> [Given instruction]:
Pull out from the material below all lines with "this".

--- Supplied records ---

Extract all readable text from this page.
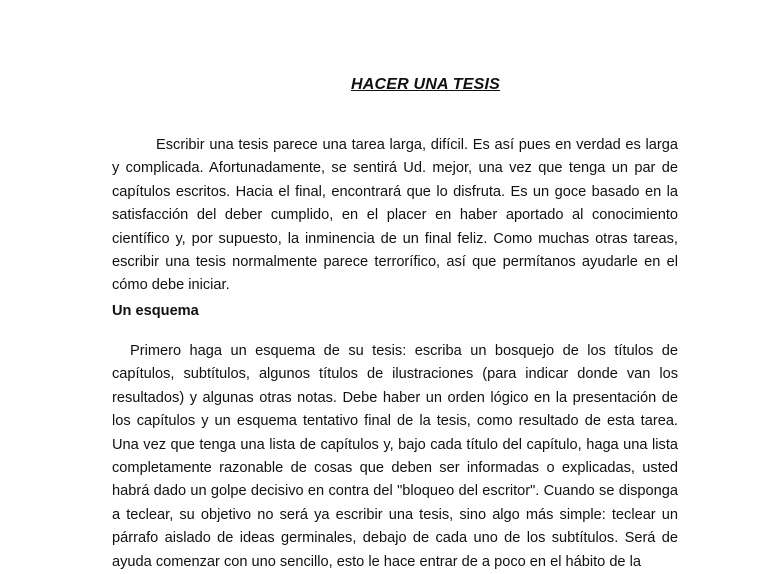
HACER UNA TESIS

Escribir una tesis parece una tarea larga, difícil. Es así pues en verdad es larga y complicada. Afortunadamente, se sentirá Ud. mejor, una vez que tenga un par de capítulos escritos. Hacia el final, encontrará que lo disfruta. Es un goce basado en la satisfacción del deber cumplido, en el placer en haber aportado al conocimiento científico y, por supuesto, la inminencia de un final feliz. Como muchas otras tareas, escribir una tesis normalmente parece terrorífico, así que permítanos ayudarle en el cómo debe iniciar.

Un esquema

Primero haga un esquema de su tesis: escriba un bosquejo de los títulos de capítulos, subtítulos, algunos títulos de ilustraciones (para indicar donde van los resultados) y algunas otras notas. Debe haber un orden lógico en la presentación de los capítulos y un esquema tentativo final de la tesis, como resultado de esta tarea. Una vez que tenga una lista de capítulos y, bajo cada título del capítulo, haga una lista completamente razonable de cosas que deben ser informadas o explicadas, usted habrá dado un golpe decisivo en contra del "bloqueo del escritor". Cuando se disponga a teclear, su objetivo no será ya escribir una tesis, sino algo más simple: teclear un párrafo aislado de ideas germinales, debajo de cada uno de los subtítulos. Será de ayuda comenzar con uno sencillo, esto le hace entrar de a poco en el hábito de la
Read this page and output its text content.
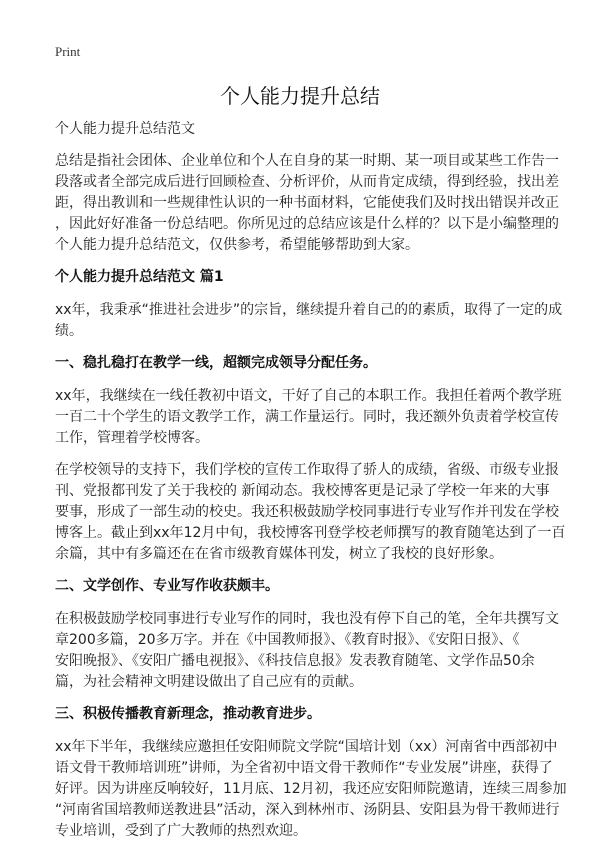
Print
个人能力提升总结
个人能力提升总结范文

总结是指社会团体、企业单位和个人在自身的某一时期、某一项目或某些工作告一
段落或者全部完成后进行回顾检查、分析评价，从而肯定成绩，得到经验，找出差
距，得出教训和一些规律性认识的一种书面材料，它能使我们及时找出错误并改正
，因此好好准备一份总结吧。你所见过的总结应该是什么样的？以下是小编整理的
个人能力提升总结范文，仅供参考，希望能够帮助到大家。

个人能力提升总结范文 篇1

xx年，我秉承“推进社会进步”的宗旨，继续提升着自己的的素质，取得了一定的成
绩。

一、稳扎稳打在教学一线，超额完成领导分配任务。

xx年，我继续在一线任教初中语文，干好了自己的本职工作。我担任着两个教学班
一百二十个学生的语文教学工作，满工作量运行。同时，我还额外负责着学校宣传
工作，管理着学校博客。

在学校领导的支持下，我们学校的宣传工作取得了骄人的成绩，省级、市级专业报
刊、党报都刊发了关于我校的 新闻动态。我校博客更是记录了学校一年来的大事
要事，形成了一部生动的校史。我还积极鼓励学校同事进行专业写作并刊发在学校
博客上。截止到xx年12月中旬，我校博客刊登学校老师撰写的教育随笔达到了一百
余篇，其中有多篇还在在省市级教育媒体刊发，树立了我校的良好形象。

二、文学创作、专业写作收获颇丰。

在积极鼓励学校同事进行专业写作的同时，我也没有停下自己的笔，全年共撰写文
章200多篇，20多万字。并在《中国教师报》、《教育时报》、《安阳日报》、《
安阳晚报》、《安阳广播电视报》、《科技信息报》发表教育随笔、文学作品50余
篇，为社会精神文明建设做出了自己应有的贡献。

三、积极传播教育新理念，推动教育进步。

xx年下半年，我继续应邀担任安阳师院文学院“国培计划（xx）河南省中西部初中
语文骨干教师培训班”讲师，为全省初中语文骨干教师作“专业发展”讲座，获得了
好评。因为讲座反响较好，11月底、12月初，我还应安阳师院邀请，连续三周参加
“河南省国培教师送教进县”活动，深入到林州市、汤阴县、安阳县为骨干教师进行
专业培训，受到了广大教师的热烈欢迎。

---
--- Supplied records ---

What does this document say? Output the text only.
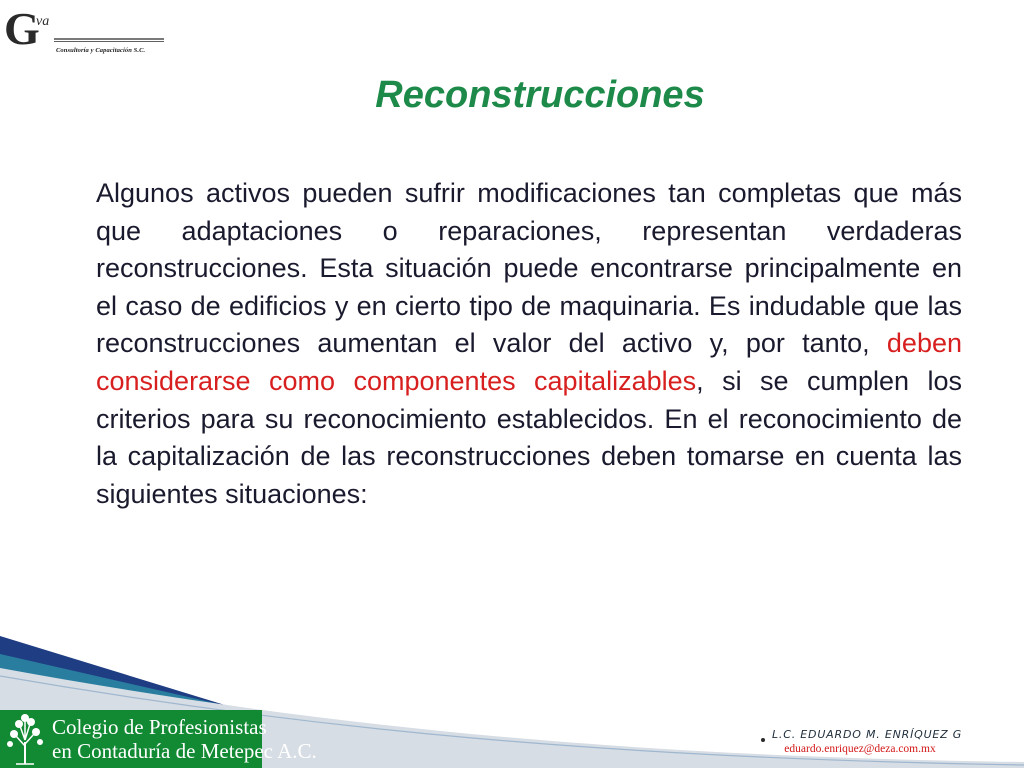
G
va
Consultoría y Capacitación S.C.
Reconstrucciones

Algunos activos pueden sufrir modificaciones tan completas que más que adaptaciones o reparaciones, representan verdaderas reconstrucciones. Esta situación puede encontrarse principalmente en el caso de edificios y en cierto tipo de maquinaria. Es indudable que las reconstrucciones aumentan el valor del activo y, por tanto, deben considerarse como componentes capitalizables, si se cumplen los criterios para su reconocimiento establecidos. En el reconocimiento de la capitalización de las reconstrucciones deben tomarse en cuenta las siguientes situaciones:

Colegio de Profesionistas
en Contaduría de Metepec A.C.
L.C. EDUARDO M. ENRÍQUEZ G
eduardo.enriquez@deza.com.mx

---

> [Response to the task]:
Extract all readable text from this page.
Read this page and output its text content.
What does this document say? Output the text only.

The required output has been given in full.